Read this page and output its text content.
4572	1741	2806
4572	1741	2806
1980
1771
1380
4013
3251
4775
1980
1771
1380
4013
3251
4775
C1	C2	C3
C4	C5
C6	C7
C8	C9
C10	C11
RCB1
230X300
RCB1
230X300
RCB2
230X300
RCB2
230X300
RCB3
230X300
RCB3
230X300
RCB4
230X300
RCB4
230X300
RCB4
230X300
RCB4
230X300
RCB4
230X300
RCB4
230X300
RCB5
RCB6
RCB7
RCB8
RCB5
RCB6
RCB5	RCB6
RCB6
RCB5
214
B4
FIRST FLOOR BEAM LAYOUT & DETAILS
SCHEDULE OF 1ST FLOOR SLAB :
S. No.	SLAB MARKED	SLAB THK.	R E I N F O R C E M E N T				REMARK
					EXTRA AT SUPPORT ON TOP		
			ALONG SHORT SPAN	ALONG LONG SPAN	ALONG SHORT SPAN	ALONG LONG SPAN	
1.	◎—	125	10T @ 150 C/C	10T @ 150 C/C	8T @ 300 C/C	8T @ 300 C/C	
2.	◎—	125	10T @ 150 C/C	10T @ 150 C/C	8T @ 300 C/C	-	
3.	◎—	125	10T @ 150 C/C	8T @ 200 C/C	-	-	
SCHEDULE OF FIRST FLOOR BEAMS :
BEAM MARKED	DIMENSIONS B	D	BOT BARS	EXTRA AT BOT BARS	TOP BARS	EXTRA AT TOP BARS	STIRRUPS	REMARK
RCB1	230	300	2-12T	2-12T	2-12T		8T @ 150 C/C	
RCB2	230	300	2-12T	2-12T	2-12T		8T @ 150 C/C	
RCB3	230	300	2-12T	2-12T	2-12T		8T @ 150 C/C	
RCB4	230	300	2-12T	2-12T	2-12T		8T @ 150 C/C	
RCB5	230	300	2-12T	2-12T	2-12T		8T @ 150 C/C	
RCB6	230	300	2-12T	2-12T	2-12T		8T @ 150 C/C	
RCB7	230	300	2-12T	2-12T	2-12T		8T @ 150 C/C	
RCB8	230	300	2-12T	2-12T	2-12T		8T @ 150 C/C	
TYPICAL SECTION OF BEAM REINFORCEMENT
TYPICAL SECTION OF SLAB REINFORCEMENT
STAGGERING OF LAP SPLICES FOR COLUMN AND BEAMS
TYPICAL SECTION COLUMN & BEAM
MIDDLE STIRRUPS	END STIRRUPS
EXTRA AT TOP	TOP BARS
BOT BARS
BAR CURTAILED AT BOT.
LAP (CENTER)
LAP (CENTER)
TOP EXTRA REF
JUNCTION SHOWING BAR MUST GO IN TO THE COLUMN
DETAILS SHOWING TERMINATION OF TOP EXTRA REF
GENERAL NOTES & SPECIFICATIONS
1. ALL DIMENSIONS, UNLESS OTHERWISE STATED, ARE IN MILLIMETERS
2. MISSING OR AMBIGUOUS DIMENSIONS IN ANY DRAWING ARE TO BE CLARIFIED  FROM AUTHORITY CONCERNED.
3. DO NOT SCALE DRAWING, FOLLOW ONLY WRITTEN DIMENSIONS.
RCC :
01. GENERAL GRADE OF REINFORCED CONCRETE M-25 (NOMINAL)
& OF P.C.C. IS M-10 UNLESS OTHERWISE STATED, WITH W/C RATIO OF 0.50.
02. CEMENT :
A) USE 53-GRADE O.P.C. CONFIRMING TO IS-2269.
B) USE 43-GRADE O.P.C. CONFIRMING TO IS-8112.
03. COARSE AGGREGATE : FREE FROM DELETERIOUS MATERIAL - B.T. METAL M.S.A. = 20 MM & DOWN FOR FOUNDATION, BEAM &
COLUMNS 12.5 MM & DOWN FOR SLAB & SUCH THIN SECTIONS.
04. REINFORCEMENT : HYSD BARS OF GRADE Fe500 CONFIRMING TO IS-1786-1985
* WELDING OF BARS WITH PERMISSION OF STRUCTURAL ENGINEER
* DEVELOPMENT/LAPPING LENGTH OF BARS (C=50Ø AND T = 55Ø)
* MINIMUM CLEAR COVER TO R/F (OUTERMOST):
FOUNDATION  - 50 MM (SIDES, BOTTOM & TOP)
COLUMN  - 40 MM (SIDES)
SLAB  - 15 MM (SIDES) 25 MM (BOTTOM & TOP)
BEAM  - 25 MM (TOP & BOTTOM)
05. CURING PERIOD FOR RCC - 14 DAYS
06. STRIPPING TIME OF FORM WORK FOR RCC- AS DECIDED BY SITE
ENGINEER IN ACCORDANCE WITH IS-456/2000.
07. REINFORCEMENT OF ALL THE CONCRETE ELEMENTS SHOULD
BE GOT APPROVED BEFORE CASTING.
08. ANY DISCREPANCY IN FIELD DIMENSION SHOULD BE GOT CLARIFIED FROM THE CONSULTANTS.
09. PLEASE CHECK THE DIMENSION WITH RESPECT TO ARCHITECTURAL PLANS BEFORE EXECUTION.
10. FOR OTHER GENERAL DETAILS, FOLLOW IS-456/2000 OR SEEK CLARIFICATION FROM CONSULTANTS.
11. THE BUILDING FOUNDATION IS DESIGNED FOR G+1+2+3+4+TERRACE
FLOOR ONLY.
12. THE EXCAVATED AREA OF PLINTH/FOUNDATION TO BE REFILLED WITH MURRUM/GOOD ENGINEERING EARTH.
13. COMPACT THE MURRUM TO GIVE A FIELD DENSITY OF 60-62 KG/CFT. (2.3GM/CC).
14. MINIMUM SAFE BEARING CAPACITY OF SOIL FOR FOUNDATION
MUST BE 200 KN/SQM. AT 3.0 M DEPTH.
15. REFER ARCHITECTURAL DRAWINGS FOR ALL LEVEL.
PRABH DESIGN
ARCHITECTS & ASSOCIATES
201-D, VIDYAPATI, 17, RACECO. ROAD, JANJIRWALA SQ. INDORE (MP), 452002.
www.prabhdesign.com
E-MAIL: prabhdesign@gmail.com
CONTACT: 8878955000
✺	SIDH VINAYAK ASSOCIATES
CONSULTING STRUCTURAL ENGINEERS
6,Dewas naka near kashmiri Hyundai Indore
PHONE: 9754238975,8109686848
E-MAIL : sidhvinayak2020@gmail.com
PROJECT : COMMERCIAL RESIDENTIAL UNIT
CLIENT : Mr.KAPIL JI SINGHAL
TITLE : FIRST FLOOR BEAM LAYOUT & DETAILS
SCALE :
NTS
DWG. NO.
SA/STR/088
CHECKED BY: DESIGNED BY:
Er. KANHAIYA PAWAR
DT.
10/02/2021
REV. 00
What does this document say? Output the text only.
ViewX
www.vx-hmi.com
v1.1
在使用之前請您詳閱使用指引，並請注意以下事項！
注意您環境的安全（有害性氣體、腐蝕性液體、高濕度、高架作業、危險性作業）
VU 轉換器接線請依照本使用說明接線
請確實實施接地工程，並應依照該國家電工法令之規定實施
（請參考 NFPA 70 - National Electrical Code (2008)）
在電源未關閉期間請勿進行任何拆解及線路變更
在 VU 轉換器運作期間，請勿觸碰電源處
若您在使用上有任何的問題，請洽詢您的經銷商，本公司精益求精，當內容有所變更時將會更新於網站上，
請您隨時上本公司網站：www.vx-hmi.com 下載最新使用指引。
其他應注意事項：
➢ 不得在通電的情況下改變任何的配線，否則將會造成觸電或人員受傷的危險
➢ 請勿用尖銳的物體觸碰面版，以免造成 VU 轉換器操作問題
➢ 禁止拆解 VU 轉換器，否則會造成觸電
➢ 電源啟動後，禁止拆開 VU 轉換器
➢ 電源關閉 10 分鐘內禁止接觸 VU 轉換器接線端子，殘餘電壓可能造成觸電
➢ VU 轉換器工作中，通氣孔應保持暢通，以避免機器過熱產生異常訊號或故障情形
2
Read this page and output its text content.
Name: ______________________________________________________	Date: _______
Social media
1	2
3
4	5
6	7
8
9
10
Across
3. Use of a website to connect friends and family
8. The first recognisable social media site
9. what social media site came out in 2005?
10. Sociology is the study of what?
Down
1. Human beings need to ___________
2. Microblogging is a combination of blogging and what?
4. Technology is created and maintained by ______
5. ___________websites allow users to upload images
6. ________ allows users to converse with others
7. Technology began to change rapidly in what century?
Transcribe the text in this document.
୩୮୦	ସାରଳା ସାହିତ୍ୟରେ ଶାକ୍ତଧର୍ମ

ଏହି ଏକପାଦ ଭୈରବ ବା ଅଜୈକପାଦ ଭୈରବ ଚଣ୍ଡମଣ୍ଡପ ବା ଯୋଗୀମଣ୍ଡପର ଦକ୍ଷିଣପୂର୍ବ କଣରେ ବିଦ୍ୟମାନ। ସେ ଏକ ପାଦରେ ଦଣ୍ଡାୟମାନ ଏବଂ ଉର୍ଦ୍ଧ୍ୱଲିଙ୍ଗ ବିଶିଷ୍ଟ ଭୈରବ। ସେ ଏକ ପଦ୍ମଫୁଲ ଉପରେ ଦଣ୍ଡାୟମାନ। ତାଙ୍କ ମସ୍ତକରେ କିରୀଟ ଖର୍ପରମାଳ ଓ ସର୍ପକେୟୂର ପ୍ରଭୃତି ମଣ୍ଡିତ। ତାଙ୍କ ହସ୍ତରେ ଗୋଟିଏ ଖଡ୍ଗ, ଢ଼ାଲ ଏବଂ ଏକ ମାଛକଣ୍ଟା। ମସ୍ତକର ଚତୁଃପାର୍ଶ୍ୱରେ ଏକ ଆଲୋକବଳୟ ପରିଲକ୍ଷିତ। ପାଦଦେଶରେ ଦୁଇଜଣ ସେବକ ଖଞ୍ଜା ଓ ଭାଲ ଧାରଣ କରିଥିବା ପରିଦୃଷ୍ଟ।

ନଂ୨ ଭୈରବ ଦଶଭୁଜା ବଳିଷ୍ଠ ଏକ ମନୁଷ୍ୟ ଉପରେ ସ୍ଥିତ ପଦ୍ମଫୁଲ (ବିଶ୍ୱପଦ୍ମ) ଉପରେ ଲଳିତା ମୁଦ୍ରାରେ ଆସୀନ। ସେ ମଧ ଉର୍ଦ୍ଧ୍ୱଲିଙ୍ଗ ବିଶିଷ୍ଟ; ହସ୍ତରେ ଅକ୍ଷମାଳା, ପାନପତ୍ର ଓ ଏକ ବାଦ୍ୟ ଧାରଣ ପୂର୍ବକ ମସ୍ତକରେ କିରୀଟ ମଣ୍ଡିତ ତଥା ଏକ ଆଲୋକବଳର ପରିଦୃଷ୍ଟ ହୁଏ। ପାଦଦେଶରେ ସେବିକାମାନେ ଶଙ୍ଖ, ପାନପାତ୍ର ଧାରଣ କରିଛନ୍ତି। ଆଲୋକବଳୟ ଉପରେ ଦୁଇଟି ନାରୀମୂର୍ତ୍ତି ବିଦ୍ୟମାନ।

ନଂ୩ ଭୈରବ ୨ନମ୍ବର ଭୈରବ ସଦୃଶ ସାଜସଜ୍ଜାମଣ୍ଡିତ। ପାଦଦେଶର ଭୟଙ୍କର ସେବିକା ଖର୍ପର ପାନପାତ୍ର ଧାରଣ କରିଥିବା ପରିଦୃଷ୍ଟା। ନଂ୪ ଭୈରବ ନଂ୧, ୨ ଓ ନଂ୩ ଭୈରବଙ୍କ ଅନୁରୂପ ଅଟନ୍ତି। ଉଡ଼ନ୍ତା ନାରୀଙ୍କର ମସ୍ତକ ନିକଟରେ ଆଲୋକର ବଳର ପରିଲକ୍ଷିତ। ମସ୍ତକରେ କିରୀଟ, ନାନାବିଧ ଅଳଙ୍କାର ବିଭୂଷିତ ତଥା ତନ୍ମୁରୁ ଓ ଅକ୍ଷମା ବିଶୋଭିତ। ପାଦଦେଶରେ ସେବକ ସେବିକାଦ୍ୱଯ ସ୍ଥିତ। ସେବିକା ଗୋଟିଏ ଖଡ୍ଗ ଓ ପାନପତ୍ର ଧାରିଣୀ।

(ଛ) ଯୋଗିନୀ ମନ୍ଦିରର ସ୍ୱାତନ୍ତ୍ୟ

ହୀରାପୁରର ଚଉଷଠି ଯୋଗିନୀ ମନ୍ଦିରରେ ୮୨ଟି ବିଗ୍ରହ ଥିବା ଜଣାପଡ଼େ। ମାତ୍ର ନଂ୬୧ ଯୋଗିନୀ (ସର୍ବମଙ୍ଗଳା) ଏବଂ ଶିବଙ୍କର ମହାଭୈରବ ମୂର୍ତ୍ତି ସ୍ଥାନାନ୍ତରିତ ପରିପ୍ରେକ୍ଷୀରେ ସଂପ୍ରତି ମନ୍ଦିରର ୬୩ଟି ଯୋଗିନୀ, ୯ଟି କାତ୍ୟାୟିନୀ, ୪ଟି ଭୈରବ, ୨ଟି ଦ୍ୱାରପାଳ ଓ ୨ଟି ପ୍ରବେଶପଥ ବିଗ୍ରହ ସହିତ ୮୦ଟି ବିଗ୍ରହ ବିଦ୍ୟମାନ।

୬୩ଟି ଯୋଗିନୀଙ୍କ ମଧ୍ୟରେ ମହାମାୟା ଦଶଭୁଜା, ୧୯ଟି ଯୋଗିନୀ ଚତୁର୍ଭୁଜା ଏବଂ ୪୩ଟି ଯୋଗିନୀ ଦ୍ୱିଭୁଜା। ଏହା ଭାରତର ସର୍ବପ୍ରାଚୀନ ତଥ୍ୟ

--------------------------------

Problem to work on: Write out exactly the lines of the entries above that run from the line containing "Transcribe the text in this document." through the last line, including both.

Answer below:
Transcribe the text in this document.
୩୮୦	ସାରଳା ସାହିତ୍ୟରେ ଶାକ୍ତଧର୍ମ

ଏହି ଏକପାଦ ଭୈରବ ବା ଅଜୈକପାଦ ଭୈରବ ଚଣ୍ଡମଣ୍ଡପ ବା ଯୋଗୀମଣ୍ଡପର ଦକ୍ଷିଣପୂର୍ବ କଣରେ ବିଦ୍ୟମାନ। ସେ ଏକ ପାଦରେ ଦଣ୍ଡାୟମାନ ଏବଂ ଉର୍ଦ୍ଧ୍ୱଲିଙ୍ଗ ବିଶିଷ୍ଟ ଭୈରବ। ସେ ଏକ ପଦ୍ମଫୁଲ ଉପରେ ଦଣ୍ଡାୟମାନ। ତାଙ୍କ ମସ୍ତକରେ କିରୀଟ ଖର୍ପରମାଳ ଓ ସର୍ପକେୟୂର ପ୍ରଭୃତି ମଣ୍ଡିତ। ତାଙ୍କ ହସ୍ତରେ ଗୋଟିଏ ଖଡ୍ଗ, ଢ଼ାଲ ଏବଂ ଏକ ମାଛକଣ୍ଟା। ମସ୍ତକର ଚତୁଃପାର୍ଶ୍ୱରେ ଏକ ଆଲୋକବଳୟ ପରିଲକ୍ଷିତ। ପାଦଦେଶରେ ଦୁଇଜଣ ସେବକ ଖଞ୍ଜା ଓ ଭାଲ ଧାରଣ କରିଥିବା ପରିଦୃଷ୍ଟ।

ନଂ୨ ଭୈରବ ଦଶଭୁଜା ବଳିଷ୍ଠ ଏକ ମନୁଷ୍ୟ ଉପରେ ସ୍ଥିତ ପଦ୍ମଫୁଲ (ବିଶ୍ୱପଦ୍ମ) ଉପରେ ଲଳିତା ମୁଦ୍ରାରେ ଆସୀନ। ସେ ମଧ ଉର୍ଦ୍ଧ୍ୱଲିଙ୍ଗ ବିଶିଷ୍ଟ; ହସ୍ତରେ ଅକ୍ଷମାଳା, ପାନପତ୍ର ଓ ଏକ ବାଦ୍ୟ ଧାରଣ ପୂର୍ବକ ମସ୍ତକରେ କିରୀଟ ମଣ୍ଡିତ ତଥା ଏକ ଆଲୋକବଳର ପରିଦୃଷ୍ଟ ହୁଏ। ପାଦଦେଶରେ ସେବିକାମାନେ ଶଙ୍ଖ, ପାନପାତ୍ର ଧାରଣ କରିଛନ୍ତି। ଆଲୋକବଳୟ ଉପରେ ଦୁଇଟି ନାରୀମୂର୍ତ୍ତି ବିଦ୍ୟମାନ।

ନଂ୩ ଭୈରବ ୨ନମ୍ବର ଭୈରବ ସଦୃଶ ସାଜସଜ୍ଜାମଣ୍ଡିତ। ପାଦଦେଶର ଭୟଙ୍କର ସେବିକା ଖର୍ପର ପାନପାତ୍ର ଧାରଣ କରିଥିବା ପରିଦୃଷ୍ଟା। ନଂ୪ ଭୈରବ ନଂ୧, ୨ ଓ ନଂ୩ ଭୈରବଙ୍କ ଅନୁରୂପ ଅଟନ୍ତି। ଉଡ଼ନ୍ତା ନାରୀଙ୍କର ମସ୍ତକ ନିକଟରେ ଆଲୋକର ବଳର ପରିଲକ୍ଷିତ। ମସ୍ତକରେ କିରୀଟ, ନାନାବିଧ ଅଳଙ୍କାର ବିଭୂଷିତ ତଥା ତନ୍ମୁରୁ ଓ ଅକ୍ଷମା ବିଶୋଭିତ। ପାଦଦେଶରେ ସେବକ ସେବିକାଦ୍ୱଯ ସ୍ଥିତ। ସେବିକା ଗୋଟିଏ ଖଡ୍ଗ ଓ ପାନପତ୍ର ଧାରିଣୀ।

(ଛ) ଯୋଗିନୀ ମନ୍ଦିରର ସ୍ୱାତନ୍ତ୍ୟ

ହୀରାପୁରର ଚଉଷଠି ଯୋଗିନୀ ମନ୍ଦିରରେ ୮୨ଟି ବିଗ୍ରହ ଥିବା ଜଣାପଡ଼େ। ମାତ୍ର ନଂ୬୧ ଯୋଗିନୀ (ସର୍ବମଙ୍ଗଳା) ଏବଂ ଶିବଙ୍କର ମହାଭୈରବ ମୂର୍ତ୍ତି ସ୍ଥାନାନ୍ତରିତ ପରିପ୍ରେକ୍ଷୀରେ ସଂପ୍ରତି ମନ୍ଦିରର ୬୩ଟି ଯୋଗିନୀ, ୯ଟି କାତ୍ୟାୟିନୀ, ୪ଟି ଭୈରବ, ୨ଟି ଦ୍ୱାରପାଳ ଓ ୨ଟି ପ୍ରବେଶପଥ ବିଗ୍ରହ ସହିତ ୮୦ଟି ବିଗ୍ରହ ବିଦ୍ୟମାନ।

୬୩ଟି ଯୋଗିନୀଙ୍କ ମଧ୍ୟରେ ମହାମାୟା ଦଶଭୁଜା, ୧୯ଟି ଯୋଗିନୀ ଚତୁର୍ଭୁଜା ଏବଂ ୪୩ଟି ଯୋଗିନୀ ଦ୍ୱିଭୁଜା। ଏହା ଭାରତର ସର୍ବପ୍ରାଚୀନ ତଥ୍ୟ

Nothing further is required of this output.